--- Start of The input ---

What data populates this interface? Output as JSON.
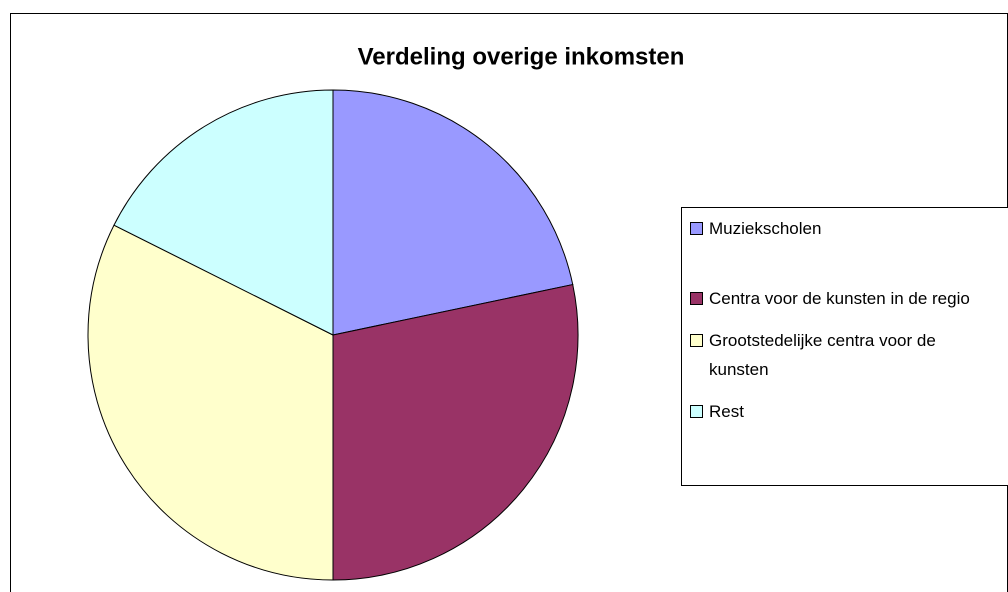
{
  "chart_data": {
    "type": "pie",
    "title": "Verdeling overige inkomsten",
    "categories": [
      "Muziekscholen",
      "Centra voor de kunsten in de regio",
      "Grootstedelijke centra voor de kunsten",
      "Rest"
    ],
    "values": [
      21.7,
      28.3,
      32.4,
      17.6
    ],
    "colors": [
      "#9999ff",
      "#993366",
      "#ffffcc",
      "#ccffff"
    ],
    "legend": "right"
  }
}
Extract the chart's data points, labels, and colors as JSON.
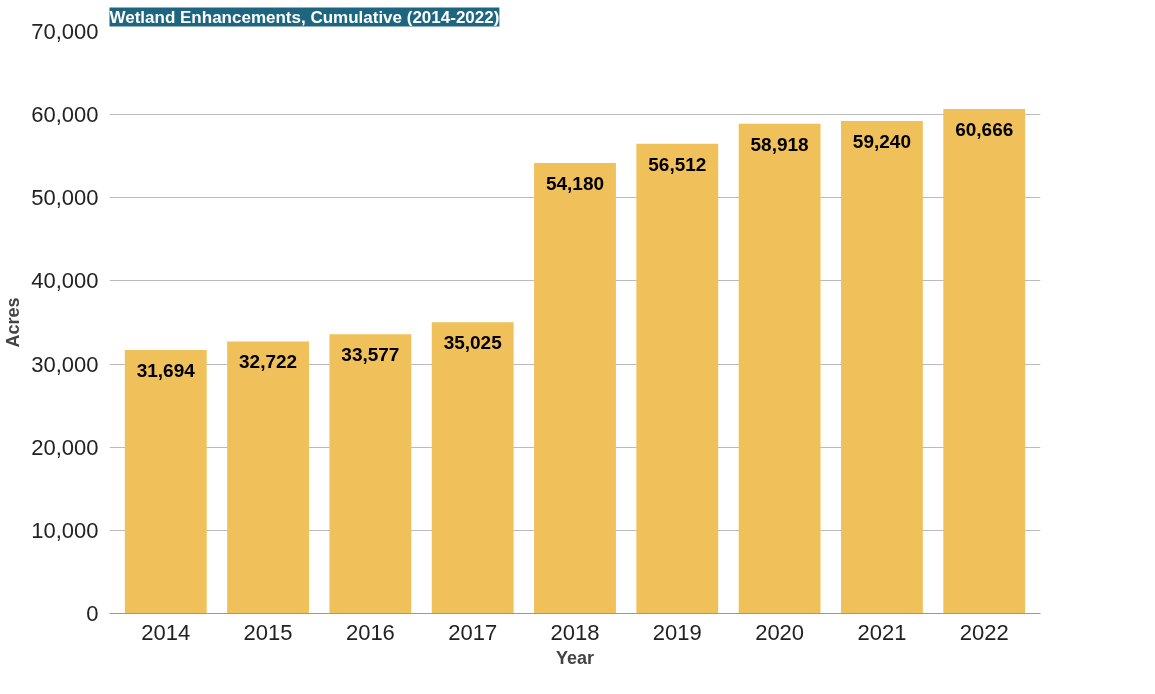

--- End of The input ---
--- Start of The input ---

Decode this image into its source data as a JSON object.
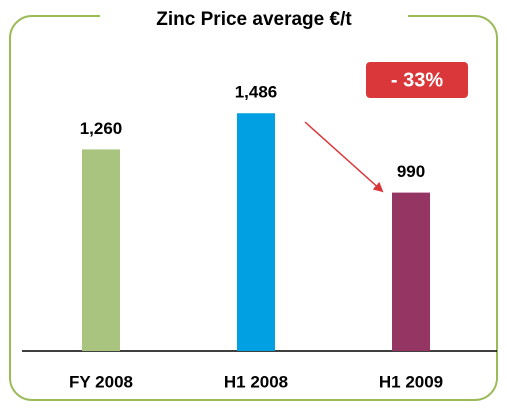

--- End of The input ---

Using the entries above, extract exactly the lines from the one that contains "What data populates" through the one that contains "Extract the chart's". Do not carry over any pictures.

__Task answer__:
What data populates this interface? Output as JSON.
{
  "chart_data": {
    "type": "pie",
    "title": "Verdeling overige inkomsten",
    "categories": [
      "Muziekscholen",
      "Centra voor de kunsten in de regio",
      "Grootstedelijke centra voor de kunsten",
      "Rest"
    ],
    "values": [
      21.7,
      28.3,
      32.4,
      17.6
    ],
    "colors": [
      "#9999ff",
      "#993366",
      "#ffffcc",
      "#ccffff"
    ],
    "legend": "right"
  }
}
Extract the chart's data points, labels, and colors as JSON.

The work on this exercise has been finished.